▶ What you should do
The entries below should be repeated exactly, with no pictures carried over.

▶ Extracted records
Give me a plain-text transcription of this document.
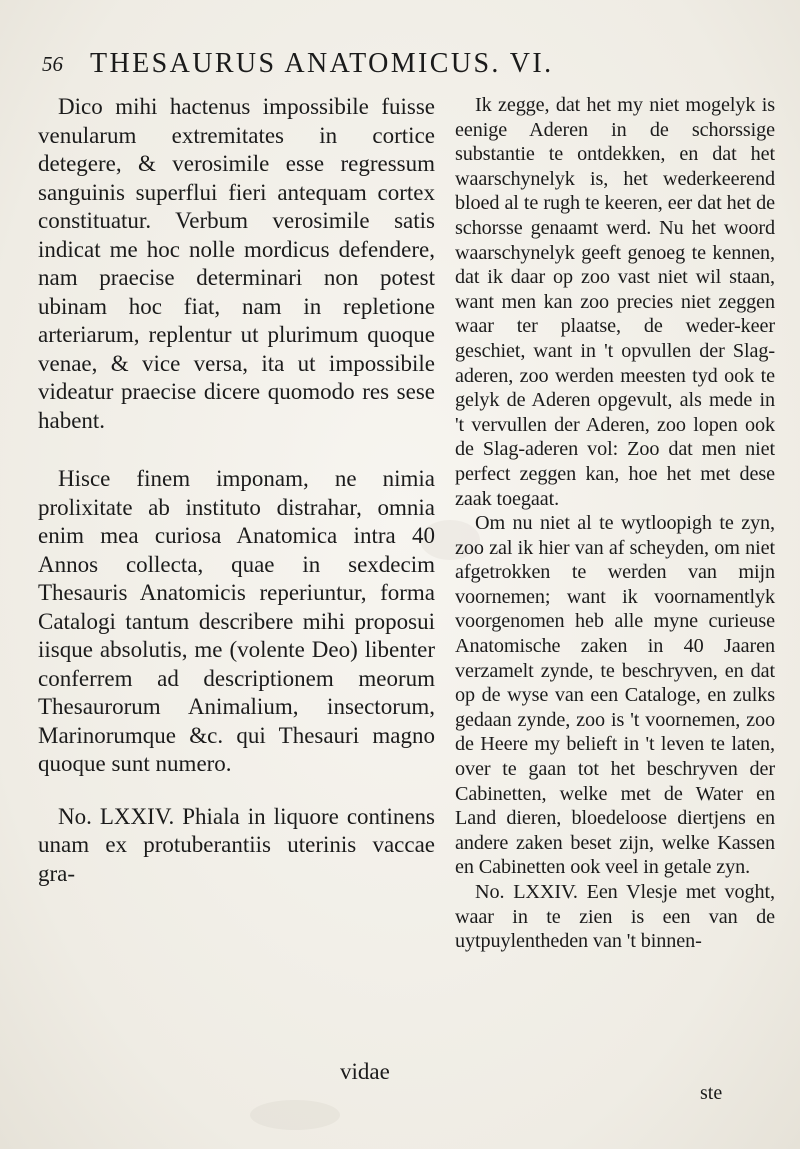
56 THESAURUS ANATOMICUS. VI.

Dico mihi hactenus impossibile fuisse venularum extremitates in cortice detegere, & verosimile esse regressum sanguinis superflui fieri antequam cortex constituatur. Verbum verosimile satis indicat me hoc nolle mordicus defendere, nam praecise determinari non potest ubinam hoc fiat, nam in repletione arteriarum, replentur ut plurimum quoque venae, & vice versa, ita ut impossibile videatur praecise dicere quomodo res sese habent.

Hisce finem imponam, ne nimia prolixitate ab instituto distrahar, omnia enim mea curiosa Anatomica intra 40 Annos collecta, quae in sexdecim Thesauris Anatomicis reperiuntur, forma Catalogi tantum describere mihi proposui iisque absolutis, me (volente Deo) libenter conferrem ad descriptionem meorum Thesaurorum Animalium, insectorum, Marinorumque &c. qui Thesauri magno quoque sunt numero.

No. LXXIV. Phiala in liquore continens unam ex protuberantiis uterinis vaccae gra-

Ik zegge, dat het my niet mogelyk is eenige Aderen in de schorssige substantie te ontdekken, en dat het waarschynelyk is, het wederkeerend bloed al te rugh te keeren, eer dat het de schorsse genaamt werd. Nu het woord waarschynelyk geeft genoeg te kennen, dat ik daar op zoo vast niet wil staan, want men kan zoo precies niet zeggen waar ter plaatse, de weder-keer geschiet, want in 't opvullen der Slag-aderen, zoo werden meesten tyd ook te gelyk de Aderen opgevult, als mede in 't vervullen der Aderen, zoo lopen ook de Slag-aderen vol: Zoo dat men niet perfect zeggen kan, hoe het met dese zaak toegaat.

Om nu niet al te wytloopigh te zyn, zoo zal ik hier van af scheyden, om niet afgetrokken te werden van mijn voornemen; want ik voornamentlyk voorgenomen heb alle myne curieuse Anatomische zaken in 40 Jaaren verzamelt zynde, te beschryven, en dat op de wyse van een Cataloge, en zulks gedaan zynde, zoo is 't voornemen, zoo de Heere my belieft in 't leven te laten, over te gaan tot het beschryven der Cabinetten, welke met de Water en Land dieren, bloedeloose diertjens en andere zaken beset zijn, welke Kassen en Cabinetten ook veel in getale zyn.

No. LXXIV. Een Vlesje met voght, waar in te zien is een van de uytpuylentheden van 't binnen-

vidae
ste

▶ Your solution
Give me a plain-text transcription of this document.
56 THESAURUS ANATOMICUS. VI.

Dico mihi hactenus impossibile fuisse venularum extremitates in cortice detegere, & verosimile esse regressum sanguinis superflui fieri antequam cortex constituatur. Verbum verosimile satis indicat me hoc nolle mordicus defendere, nam praecise determinari non potest ubinam hoc fiat, nam in repletione arteriarum, replentur ut plurimum quoque venae, & vice versa, ita ut impossibile videatur praecise dicere quomodo res sese habent.

Hisce finem imponam, ne nimia prolixitate ab instituto distrahar, omnia enim mea curiosa Anatomica intra 40 Annos collecta, quae in sexdecim Thesauris Anatomicis reperiuntur, forma Catalogi tantum describere mihi proposui iisque absolutis, me (volente Deo) libenter conferrem ad descriptionem meorum Thesaurorum Animalium, insectorum, Marinorumque &c. qui Thesauri magno quoque sunt numero.

No. LXXIV. Phiala in liquore continens unam ex protuberantiis uterinis vaccae gra-

Ik zegge, dat het my niet mogelyk is eenige Aderen in de schorssige substantie te ontdekken, en dat het waarschynelyk is, het wederkeerend bloed al te rugh te keeren, eer dat het de schorsse genaamt werd. Nu het woord waarschynelyk geeft genoeg te kennen, dat ik daar op zoo vast niet wil staan, want men kan zoo precies niet zeggen waar ter plaatse, de weder-keer geschiet, want in 't opvullen der Slag-aderen, zoo werden meesten tyd ook te gelyk de Aderen opgevult, als mede in 't vervullen der Aderen, zoo lopen ook de Slag-aderen vol: Zoo dat men niet perfect zeggen kan, hoe het met dese zaak toegaat.

Om nu niet al te wytloopigh te zyn, zoo zal ik hier van af scheyden, om niet afgetrokken te werden van mijn voornemen; want ik voornamentlyk voorgenomen heb alle myne curieuse Anatomische zaken in 40 Jaaren verzamelt zynde, te beschryven, en dat op de wyse van een Cataloge, en zulks gedaan zynde, zoo is 't voornemen, zoo de Heere my belieft in 't leven te laten, over te gaan tot het beschryven der Cabinetten, welke met de Water en Land dieren, bloedeloose diertjens en andere zaken beset zijn, welke Kassen en Cabinetten ook veel in getale zyn.

No. LXXIV. Een Vlesje met voght, waar in te zien is een van de uytpuylentheden van 't binnen-

vidae
ste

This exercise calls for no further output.